In the material below, identify each line bearing the word "this". Reproduce those lines.

____ Information given

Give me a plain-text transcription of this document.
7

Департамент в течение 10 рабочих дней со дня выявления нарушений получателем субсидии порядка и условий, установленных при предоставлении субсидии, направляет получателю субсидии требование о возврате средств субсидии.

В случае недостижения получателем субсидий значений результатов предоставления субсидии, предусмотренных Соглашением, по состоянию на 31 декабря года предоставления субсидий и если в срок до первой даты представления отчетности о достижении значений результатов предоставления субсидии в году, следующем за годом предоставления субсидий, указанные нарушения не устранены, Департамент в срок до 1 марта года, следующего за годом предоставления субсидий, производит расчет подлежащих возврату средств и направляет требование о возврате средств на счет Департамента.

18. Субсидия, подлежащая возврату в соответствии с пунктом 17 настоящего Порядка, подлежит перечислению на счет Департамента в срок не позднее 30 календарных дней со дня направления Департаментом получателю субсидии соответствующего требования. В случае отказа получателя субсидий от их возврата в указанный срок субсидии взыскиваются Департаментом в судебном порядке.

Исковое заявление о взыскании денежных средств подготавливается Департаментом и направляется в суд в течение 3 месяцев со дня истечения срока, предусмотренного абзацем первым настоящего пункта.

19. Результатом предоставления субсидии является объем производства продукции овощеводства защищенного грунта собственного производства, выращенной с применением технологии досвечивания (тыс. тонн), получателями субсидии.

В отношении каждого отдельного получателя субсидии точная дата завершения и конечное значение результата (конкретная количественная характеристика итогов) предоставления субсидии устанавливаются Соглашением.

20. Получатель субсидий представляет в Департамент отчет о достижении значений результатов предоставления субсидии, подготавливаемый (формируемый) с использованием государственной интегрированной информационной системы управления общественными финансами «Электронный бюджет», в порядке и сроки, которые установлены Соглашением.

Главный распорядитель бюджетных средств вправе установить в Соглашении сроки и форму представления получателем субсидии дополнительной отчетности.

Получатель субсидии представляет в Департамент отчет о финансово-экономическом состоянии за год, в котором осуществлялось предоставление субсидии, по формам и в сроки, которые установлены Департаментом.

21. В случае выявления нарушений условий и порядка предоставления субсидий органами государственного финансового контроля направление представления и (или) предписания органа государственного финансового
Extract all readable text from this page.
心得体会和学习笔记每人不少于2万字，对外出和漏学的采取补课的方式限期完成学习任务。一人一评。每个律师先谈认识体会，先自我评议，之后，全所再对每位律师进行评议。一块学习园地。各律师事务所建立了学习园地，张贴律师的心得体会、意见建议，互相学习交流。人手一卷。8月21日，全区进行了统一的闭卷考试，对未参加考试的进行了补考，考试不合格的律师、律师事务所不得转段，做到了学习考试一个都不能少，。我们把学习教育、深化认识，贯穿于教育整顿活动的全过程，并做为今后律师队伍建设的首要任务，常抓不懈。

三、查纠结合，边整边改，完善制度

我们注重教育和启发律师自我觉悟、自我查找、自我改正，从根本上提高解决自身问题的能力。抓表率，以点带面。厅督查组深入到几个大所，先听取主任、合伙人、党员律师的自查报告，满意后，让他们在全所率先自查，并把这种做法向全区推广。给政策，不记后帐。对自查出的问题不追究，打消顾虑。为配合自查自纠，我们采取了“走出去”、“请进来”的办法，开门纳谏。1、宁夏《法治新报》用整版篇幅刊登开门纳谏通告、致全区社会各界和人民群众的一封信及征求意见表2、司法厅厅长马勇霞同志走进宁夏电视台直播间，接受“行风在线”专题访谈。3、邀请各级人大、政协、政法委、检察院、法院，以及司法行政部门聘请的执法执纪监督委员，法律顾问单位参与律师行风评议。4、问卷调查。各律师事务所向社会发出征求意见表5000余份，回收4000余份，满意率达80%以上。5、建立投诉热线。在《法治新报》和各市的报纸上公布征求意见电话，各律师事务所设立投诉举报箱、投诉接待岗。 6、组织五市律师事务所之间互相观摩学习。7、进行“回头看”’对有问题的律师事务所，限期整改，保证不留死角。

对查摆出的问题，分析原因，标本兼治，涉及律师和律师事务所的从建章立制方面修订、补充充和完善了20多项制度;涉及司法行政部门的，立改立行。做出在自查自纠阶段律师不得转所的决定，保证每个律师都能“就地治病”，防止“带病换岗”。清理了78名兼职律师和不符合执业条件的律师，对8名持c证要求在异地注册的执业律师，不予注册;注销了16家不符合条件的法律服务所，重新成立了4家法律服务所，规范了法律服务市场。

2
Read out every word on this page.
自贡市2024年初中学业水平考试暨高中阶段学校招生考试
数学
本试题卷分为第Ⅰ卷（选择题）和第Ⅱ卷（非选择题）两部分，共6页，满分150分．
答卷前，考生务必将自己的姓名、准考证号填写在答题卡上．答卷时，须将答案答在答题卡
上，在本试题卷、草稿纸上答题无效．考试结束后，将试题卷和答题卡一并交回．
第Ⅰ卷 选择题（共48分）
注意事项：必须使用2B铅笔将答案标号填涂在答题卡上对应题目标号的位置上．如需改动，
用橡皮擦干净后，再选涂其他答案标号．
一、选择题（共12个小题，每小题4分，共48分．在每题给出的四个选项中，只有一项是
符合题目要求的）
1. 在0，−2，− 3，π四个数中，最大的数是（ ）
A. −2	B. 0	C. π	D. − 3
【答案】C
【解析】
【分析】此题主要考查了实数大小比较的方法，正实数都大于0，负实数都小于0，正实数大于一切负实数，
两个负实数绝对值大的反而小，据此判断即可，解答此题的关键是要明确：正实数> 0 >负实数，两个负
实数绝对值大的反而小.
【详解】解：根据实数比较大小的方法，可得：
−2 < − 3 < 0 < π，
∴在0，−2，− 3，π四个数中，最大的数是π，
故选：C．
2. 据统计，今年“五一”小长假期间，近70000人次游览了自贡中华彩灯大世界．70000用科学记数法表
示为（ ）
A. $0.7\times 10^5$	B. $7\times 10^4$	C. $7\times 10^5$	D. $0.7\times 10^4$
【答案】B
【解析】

________

** Exercise answer **
Give me a plain-text transcription of this document.
Extract all readable text from this page.
Read out every word on this page.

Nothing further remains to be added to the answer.